** START SOURCE MATERIAL **
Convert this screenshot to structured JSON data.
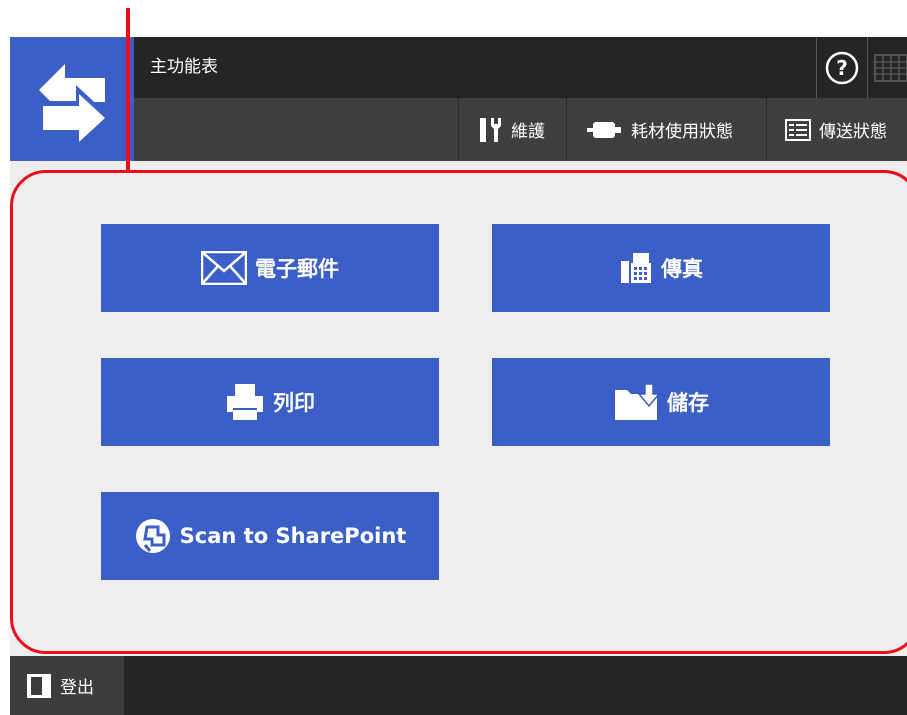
{
  "header": {
    "title": "主功能表",
    "help_icon": "help-circle-icon",
    "keyboard_icon": "keyboard-icon"
  },
  "toolbar": {
    "maintenance_label": "維護",
    "consumables_label": "耗材使用狀態",
    "transmission_label": "傳送狀態"
  },
  "main": {
    "buttons": [
      {
        "label": "電子郵件",
        "icon": "envelope-icon"
      },
      {
        "label": "傳真",
        "icon": "fax-icon"
      },
      {
        "label": "列印",
        "icon": "printer-icon"
      },
      {
        "label": "儲存",
        "icon": "save-folder-icon"
      },
      {
        "label": "Scan to SharePoint",
        "icon": "sharepoint-icon"
      }
    ]
  },
  "footer": {
    "logout_label": "登出"
  },
  "colors": {
    "accent_blue": "#3c5fc7",
    "titlebar": "#252525",
    "toolbar": "#3f3f3f",
    "callout_red": "#e8101e",
    "panel": "#eeeeee"
  }
}
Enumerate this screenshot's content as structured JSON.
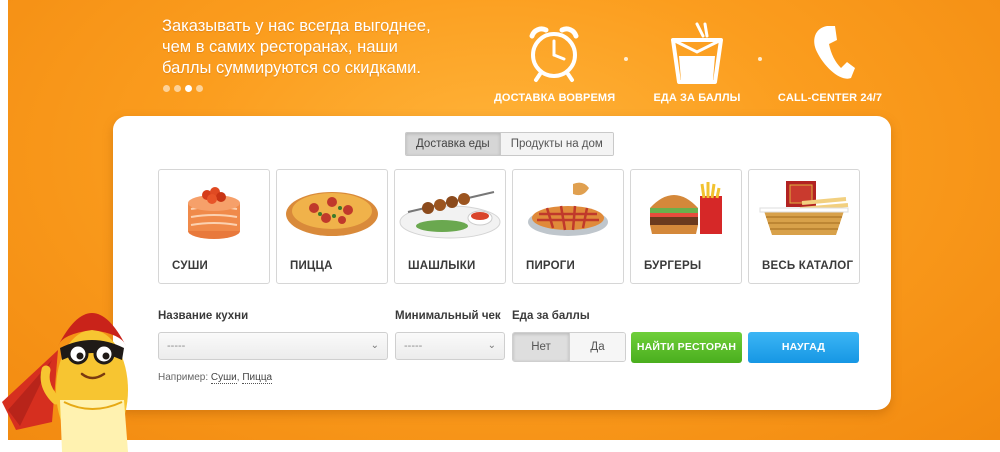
{
  "promo": {
    "text_line1": "Заказывать у нас всегда выгоднее,",
    "text_line2": "чем в самих ресторанах, наши",
    "text_line3": "баллы суммируются со скидками.",
    "slides_count": 4,
    "active_slide": 3
  },
  "features": [
    {
      "label": "ДОСТАВКА ВОВРЕМЯ",
      "icon": "alarm-clock-icon"
    },
    {
      "label": "ЕДА ЗА БАЛЛЫ",
      "icon": "takeout-box-icon"
    },
    {
      "label": "CALL-CENTER 24/7",
      "icon": "phone-handset-icon"
    }
  ],
  "tabs": [
    {
      "label": "Доставка еды",
      "active": true
    },
    {
      "label": "Продукты на дом",
      "active": false
    }
  ],
  "categories": [
    {
      "label": "СУШИ",
      "icon": "sushi-roll-icon"
    },
    {
      "label": "ПИЦЦА",
      "icon": "pizza-icon"
    },
    {
      "label": "ШАШЛЫКИ",
      "icon": "kebab-plate-icon"
    },
    {
      "label": "ПИРОГИ",
      "icon": "pie-icon"
    },
    {
      "label": "БУРГЕРЫ",
      "icon": "burger-fries-icon"
    },
    {
      "label": "ВЕСЬ КАТАЛОГ",
      "icon": "catalog-basket-icon"
    }
  ],
  "filters": {
    "cuisine_label": "Название кухни",
    "cuisine_value": "-----",
    "min_check_label": "Минимальный чек",
    "min_check_value": "-----",
    "points_label": "Еда за баллы",
    "points_no": "Нет",
    "points_yes": "Да",
    "points_selected": "Нет"
  },
  "buttons": {
    "find": "НАЙТИ РЕСТОРАН",
    "random": "НАУГАД"
  },
  "example": {
    "prefix": "Например:",
    "link1": "Суши",
    "separator": ",",
    "link2": "Пицца"
  },
  "colors": {
    "hero_orange": "#fb9d1e",
    "find_green": "#4aae1e",
    "random_blue": "#1697e4"
  }
}
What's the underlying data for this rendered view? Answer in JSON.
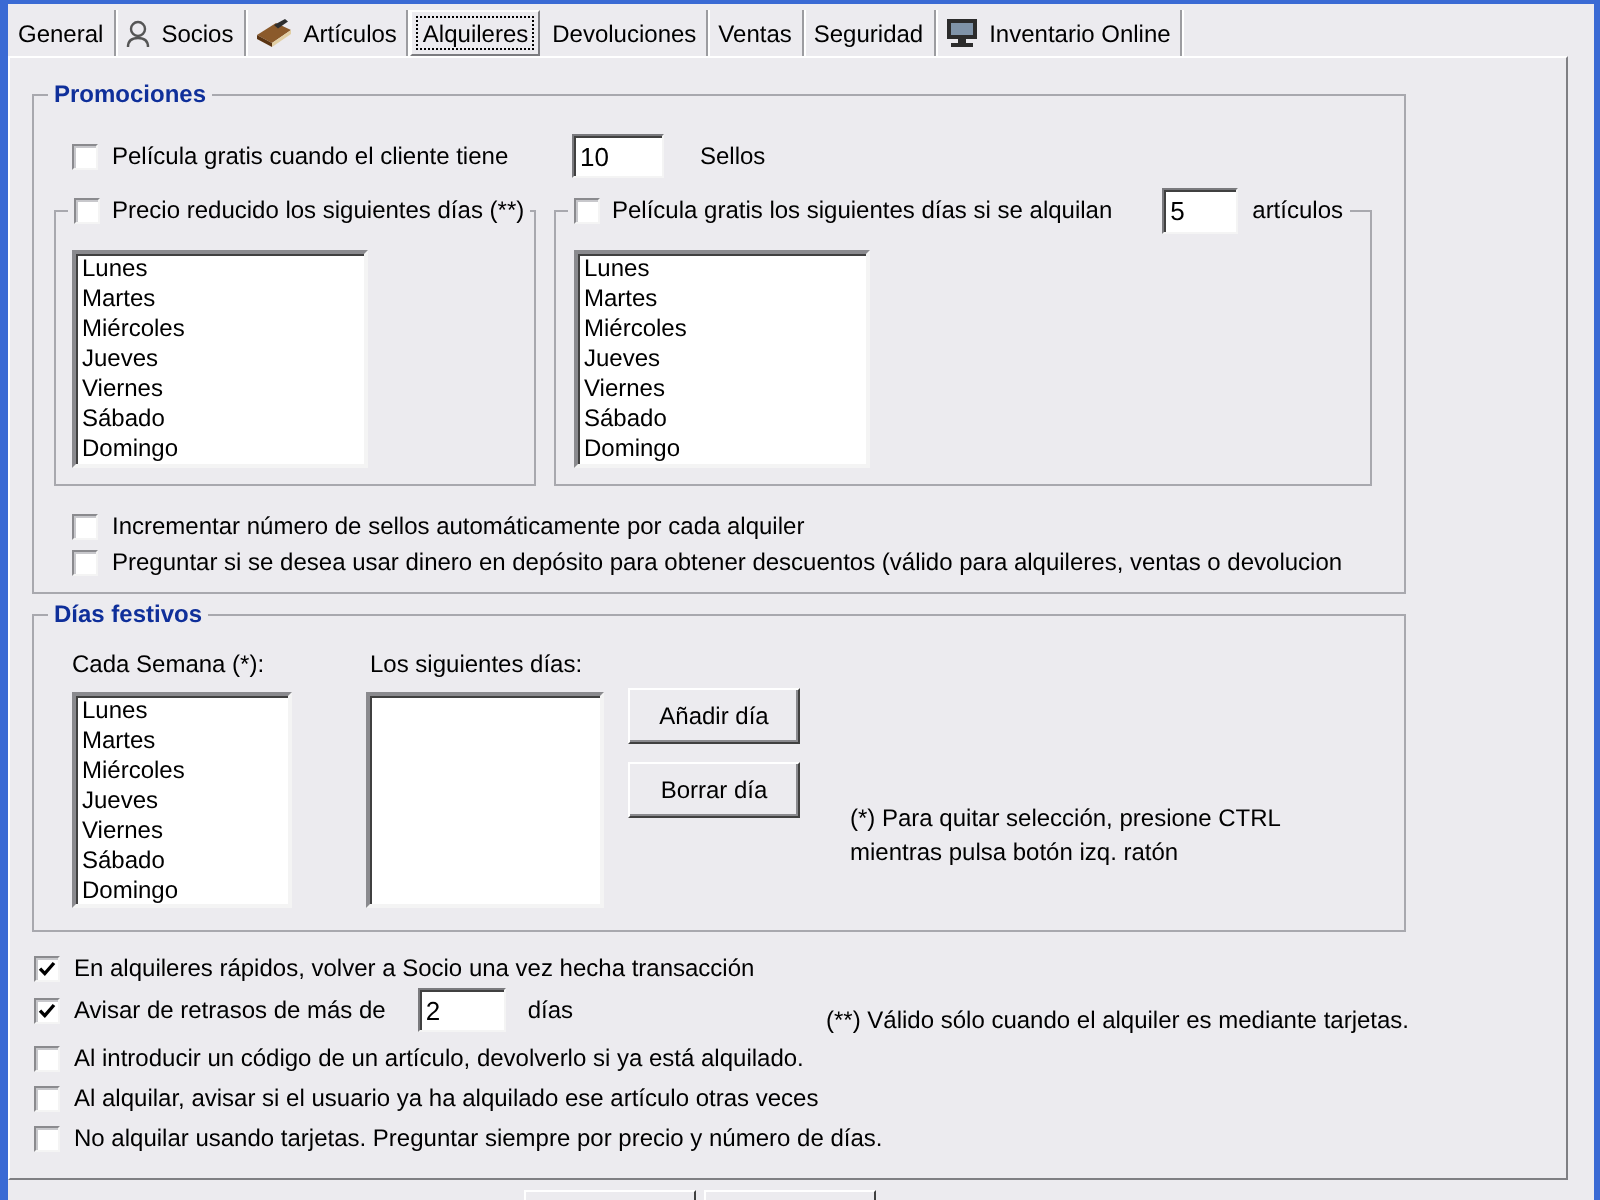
{
  "tabs": [
    {
      "label": "General",
      "kind": "plain",
      "selected": false
    },
    {
      "label": "Socios",
      "kind": "bust",
      "selected": false
    },
    {
      "label": "Artículos",
      "kind": "book",
      "selected": false
    },
    {
      "label": "Alquileres",
      "kind": "plain",
      "selected": true
    },
    {
      "label": "Devoluciones",
      "kind": "plain",
      "selected": false
    },
    {
      "label": "Ventas",
      "kind": "plain",
      "selected": false
    },
    {
      "label": "Seguridad",
      "kind": "plain",
      "selected": false
    },
    {
      "label": "Inventario Online",
      "kind": "monitor",
      "selected": false
    }
  ],
  "promotions": {
    "title": "Promociones",
    "free_by_stamps": {
      "checked": false,
      "label": "Película gratis cuando el cliente tiene",
      "value": "10",
      "unit": "Sellos"
    },
    "reduced_price": {
      "checked": false,
      "label": "Precio reducido los siguientes días (**)",
      "days": [
        {
          "label": "Lunes",
          "selected": false
        },
        {
          "label": "Martes",
          "selected": false
        },
        {
          "label": "Miércoles",
          "selected": false
        },
        {
          "label": "Jueves",
          "selected": false
        },
        {
          "label": "Viernes",
          "selected": false
        },
        {
          "label": "Sábado",
          "selected": false
        },
        {
          "label": "Domingo",
          "selected": false
        }
      ]
    },
    "free_by_items": {
      "checked": false,
      "label": "Película gratis los siguientes días si se alquilan",
      "value": "5",
      "unit": "artículos",
      "days": [
        {
          "label": "Lunes",
          "selected": false
        },
        {
          "label": "Martes",
          "selected": false
        },
        {
          "label": "Miércoles",
          "selected": false
        },
        {
          "label": "Jueves",
          "selected": false
        },
        {
          "label": "Viernes",
          "selected": false
        },
        {
          "label": "Sábado",
          "selected": false
        },
        {
          "label": "Domingo",
          "selected": false
        }
      ]
    },
    "options": [
      {
        "checked": false,
        "label": "Incrementar número de sellos automáticamente por cada alquiler"
      },
      {
        "checked": false,
        "label": "Preguntar si se desea usar dinero en depósito para obtener descuentos (válido para alquileres, ventas o devolucion"
      }
    ]
  },
  "holidays": {
    "title": "Días festivos",
    "weekly": {
      "label": "Cada Semana (*):",
      "days": [
        {
          "label": "Lunes",
          "selected": false
        },
        {
          "label": "Martes",
          "selected": false
        },
        {
          "label": "Miércoles",
          "selected": false
        },
        {
          "label": "Jueves",
          "selected": false
        },
        {
          "label": "Viernes",
          "selected": false
        },
        {
          "label": "Sábado",
          "selected": false
        },
        {
          "label": "Domingo",
          "selected": false
        }
      ]
    },
    "specific": {
      "label": "Los siguientes días:"
    },
    "buttons": [
      {
        "label": "Añadir día"
      },
      {
        "label": "Borrar día"
      }
    ],
    "note": "(*) Para quitar selección, presione CTRL mientras pulsa botón izq. ratón"
  },
  "options": [
    {
      "kind": "check",
      "checked": true,
      "label": "En alquileres rápidos, volver a Socio una vez hecha transacción"
    },
    {
      "kind": "days",
      "checked": true,
      "label": "Avisar de retrasos de más de",
      "value": "2",
      "unit": "días"
    },
    {
      "kind": "check",
      "checked": false,
      "label": "Al introducir un código de un artículo, devolverlo si ya está alquilado."
    },
    {
      "kind": "check",
      "checked": false,
      "label": "Al alquilar, avisar si el usuario ya ha alquilado ese artículo otras veces"
    },
    {
      "kind": "check",
      "checked": false,
      "label": "No alquilar usando tarjetas. Preguntar siempre por precio y número de días."
    }
  ],
  "footnote": "(**) Válido sólo cuando el alquiler es mediante tarjetas."
}
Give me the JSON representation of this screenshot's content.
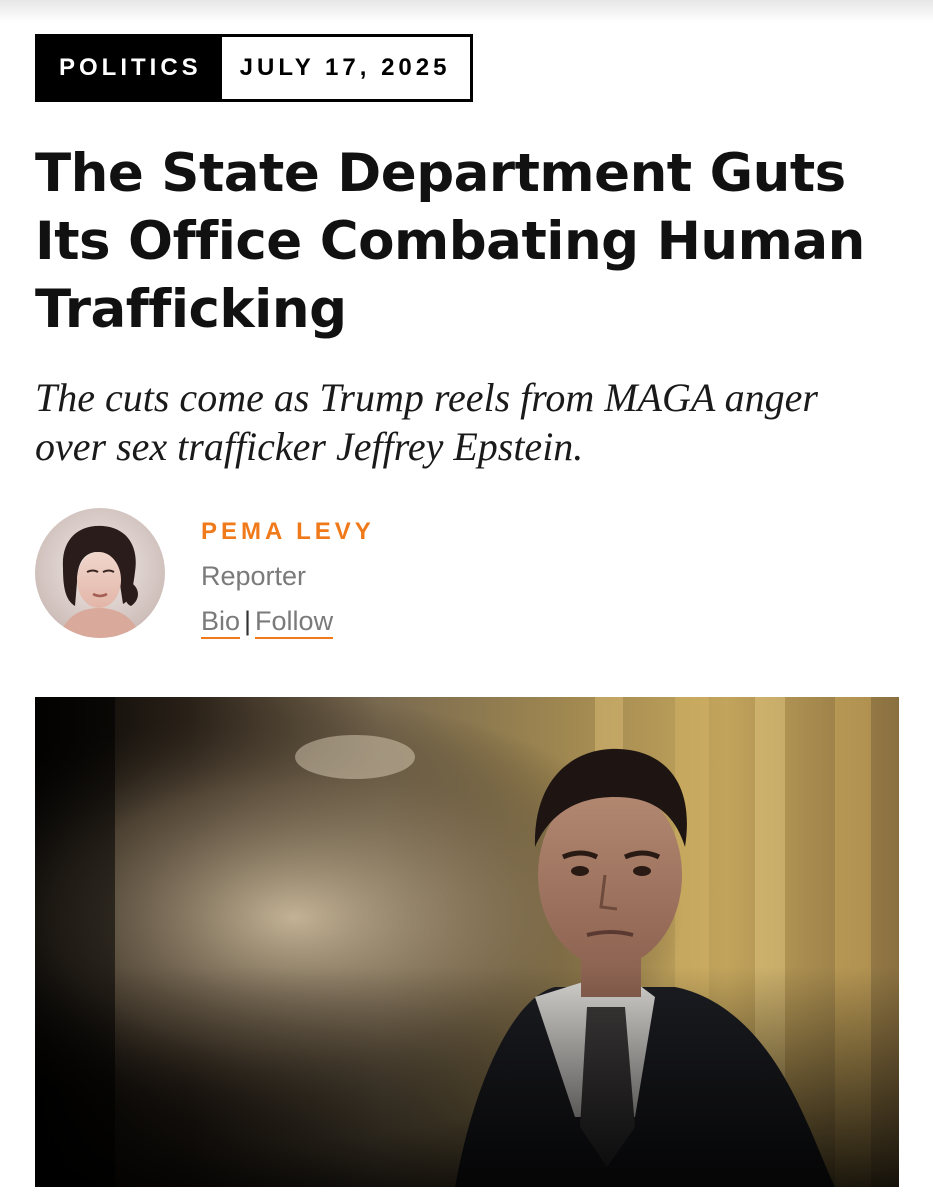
{
  "article": {
    "category": "POLITICS",
    "date": "JULY 17, 2025",
    "headline": "The State Department Guts Its Office Combating Human Trafficking",
    "dek": "The cuts come as Trump reels from MAGA anger over sex trafficker Jeffrey Epstein."
  },
  "author": {
    "name": "PEMA LEVY",
    "role": "Reporter",
    "bio_label": "Bio",
    "separator": "|",
    "follow_label": "Follow"
  },
  "colors": {
    "accent": "#f07a1a",
    "text": "#111111",
    "muted": "#7a7a7a"
  }
}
** END SOURCE MATERIAL **
» **REQUIREMENT**
Leaving aside the images, write out the entries above word for word.

» **SOLVED PROBLEM**
Convert this screenshot to structured JSON data.
{
  "header": {
    "title": "主功能表",
    "help_icon": "help-circle-icon",
    "keyboard_icon": "keyboard-icon"
  },
  "toolbar": {
    "maintenance_label": "維護",
    "consumables_label": "耗材使用狀態",
    "transmission_label": "傳送狀態"
  },
  "main": {
    "buttons": [
      {
        "label": "電子郵件",
        "icon": "envelope-icon"
      },
      {
        "label": "傳真",
        "icon": "fax-icon"
      },
      {
        "label": "列印",
        "icon": "printer-icon"
      },
      {
        "label": "儲存",
        "icon": "save-folder-icon"
      },
      {
        "label": "Scan to SharePoint",
        "icon": "sharepoint-icon"
      }
    ]
  },
  "footer": {
    "logout_label": "登出"
  },
  "colors": {
    "accent_blue": "#3c5fc7",
    "titlebar": "#252525",
    "toolbar": "#3f3f3f",
    "callout_red": "#e8101e",
    "panel": "#eeeeee"
  }
}
Enumerate this screenshot's content as structured JSON.
{
  "promo": {
    "text_line1": "Заказывать у нас всегда выгоднее,",
    "text_line2": "чем в самих ресторанах, наши",
    "text_line3": "баллы суммируются со скидками.",
    "slides_count": 4,
    "active_slide": 3
  },
  "features": [
    {
      "label": "ДОСТАВКА ВОВРЕМЯ",
      "icon": "alarm-clock-icon"
    },
    {
      "label": "ЕДА ЗА БАЛЛЫ",
      "icon": "takeout-box-icon"
    },
    {
      "label": "CALL-CENTER 24/7",
      "icon": "phone-handset-icon"
    }
  ],
  "tabs": [
    {
      "label": "Доставка еды",
      "active": true
    },
    {
      "label": "Продукты на дом",
      "active": false
    }
  ],
  "categories": [
    {
      "label": "СУШИ",
      "icon": "sushi-roll-icon"
    },
    {
      "label": "ПИЦЦА",
      "icon": "pizza-icon"
    },
    {
      "label": "ШАШЛЫКИ",
      "icon": "kebab-plate-icon"
    },
    {
      "label": "ПИРОГИ",
      "icon": "pie-icon"
    },
    {
      "label": "БУРГЕРЫ",
      "icon": "burger-fries-icon"
    },
    {
      "label": "ВЕСЬ КАТАЛОГ",
      "icon": "catalog-basket-icon"
    }
  ],
  "filters": {
    "cuisine_label": "Название кухни",
    "cuisine_value": "-----",
    "min_check_label": "Минимальный чек",
    "min_check_value": "-----",
    "points_label": "Еда за баллы",
    "points_no": "Нет",
    "points_yes": "Да",
    "points_selected": "Нет"
  },
  "buttons": {
    "find": "НАЙТИ РЕСТОРАН",
    "random": "НАУГАД"
  },
  "example": {
    "prefix": "Например:",
    "link1": "Суши",
    "separator": ",",
    "link2": "Пицца"
  },
  "colors": {
    "hero_orange": "#fb9d1e",
    "find_green": "#4aae1e",
    "random_blue": "#1697e4"
  }
}
What's the underlying data for this rendered view? Answer in JSON.
{
  "tabs": [
    {
      "label": "General",
      "kind": "plain",
      "selected": false
    },
    {
      "label": "Socios",
      "kind": "bust",
      "selected": false
    },
    {
      "label": "Artículos",
      "kind": "book",
      "selected": false
    },
    {
      "label": "Alquileres",
      "kind": "plain",
      "selected": true
    },
    {
      "label": "Devoluciones",
      "kind": "plain",
      "selected": false
    },
    {
      "label": "Ventas",
      "kind": "plain",
      "selected": false
    },
    {
      "label": "Seguridad",
      "kind": "plain",
      "selected": false
    },
    {
      "label": "Inventario Online",
      "kind": "monitor",
      "selected": false
    }
  ],
  "promotions": {
    "title": "Promociones",
    "free_by_stamps": {
      "checked": false,
      "label": "Película gratis cuando el cliente tiene",
      "value": "10",
      "unit": "Sellos"
    },
    "reduced_price": {
      "checked": false,
      "label": "Precio reducido los siguientes días (**)",
      "days": [
        {
          "label": "Lunes",
          "selected": false
        },
        {
          "label": "Martes",
          "selected": false
        },
        {
          "label": "Miércoles",
          "selected": false
        },
        {
          "label": "Jueves",
          "selected": false
        },
        {
          "label": "Viernes",
          "selected": false
        },
        {
          "label": "Sábado",
          "selected": false
        },
        {
          "label": "Domingo",
          "selected": false
        }
      ]
    },
    "free_by_items": {
      "checked": false,
      "label": "Película gratis los siguientes días si se alquilan",
      "value": "5",
      "unit": "artículos",
      "days": [
        {
          "label": "Lunes",
          "selected": false
        },
        {
          "label": "Martes",
          "selected": false
        },
        {
          "label": "Miércoles",
          "selected": false
        },
        {
          "label": "Jueves",
          "selected": false
        },
        {
          "label": "Viernes",
          "selected": false
        },
        {
          "label": "Sábado",
          "selected": false
        },
        {
          "label": "Domingo",
          "selected": false
        }
      ]
    },
    "options": [
      {
        "checked": false,
        "label": "Incrementar número de sellos automáticamente por cada alquiler"
      },
      {
        "checked": false,
        "label": "Preguntar si se desea usar dinero en depósito para obtener descuentos (válido para alquileres, ventas o devolucion"
      }
    ]
  },
  "holidays": {
    "title": "Días festivos",
    "weekly": {
      "label": "Cada Semana (*):",
      "days": [
        {
          "label": "Lunes",
          "selected": false
        },
        {
          "label": "Martes",
          "selected": false
        },
        {
          "label": "Miércoles",
          "selected": false
        },
        {
          "label": "Jueves",
          "selected": false
        },
        {
          "label": "Viernes",
          "selected": false
        },
        {
          "label": "Sábado",
          "selected": false
        },
        {
          "label": "Domingo",
          "selected": false
        }
      ]
    },
    "specific": {
      "label": "Los siguientes días:"
    },
    "buttons": [
      {
        "label": "Añadir día"
      },
      {
        "label": "Borrar día"
      }
    ],
    "note": "(*) Para quitar selección, presione CTRL mientras pulsa botón izq. ratón"
  },
  "options": [
    {
      "kind": "check",
      "checked": true,
      "label": "En alquileres rápidos, volver a Socio una vez hecha transacción"
    },
    {
      "kind": "days",
      "checked": true,
      "label": "Avisar de retrasos de más de",
      "value": "2",
      "unit": "días"
    },
    {
      "kind": "check",
      "checked": false,
      "label": "Al introducir un código de un artículo, devolverlo si ya está alquilado."
    },
    {
      "kind": "check",
      "checked": false,
      "label": "Al alquilar, avisar si el usuario ya ha alquilado ese artículo otras veces"
    },
    {
      "kind": "check",
      "checked": false,
      "label": "No alquilar usando tarjetas. Preguntar siempre por precio y número de días."
    }
  ],
  "footnote": "(**) Válido sólo cuando el alquiler es mediante tarjetas."
}
Give me the JSON representation of this screenshot's content.
{
  "article": {
    "category": "POLITICS",
    "date": "JULY 17, 2025",
    "headline": "The State Department Guts Its Office Combating Human Trafficking",
    "dek": "The cuts come as Trump reels from MAGA anger over sex trafficker Jeffrey Epstein."
  },
  "author": {
    "name": "PEMA LEVY",
    "role": "Reporter",
    "bio_label": "Bio",
    "separator": "|",
    "follow_label": "Follow"
  },
  "colors": {
    "accent": "#f07a1a",
    "text": "#111111",
    "muted": "#7a7a7a"
  }
}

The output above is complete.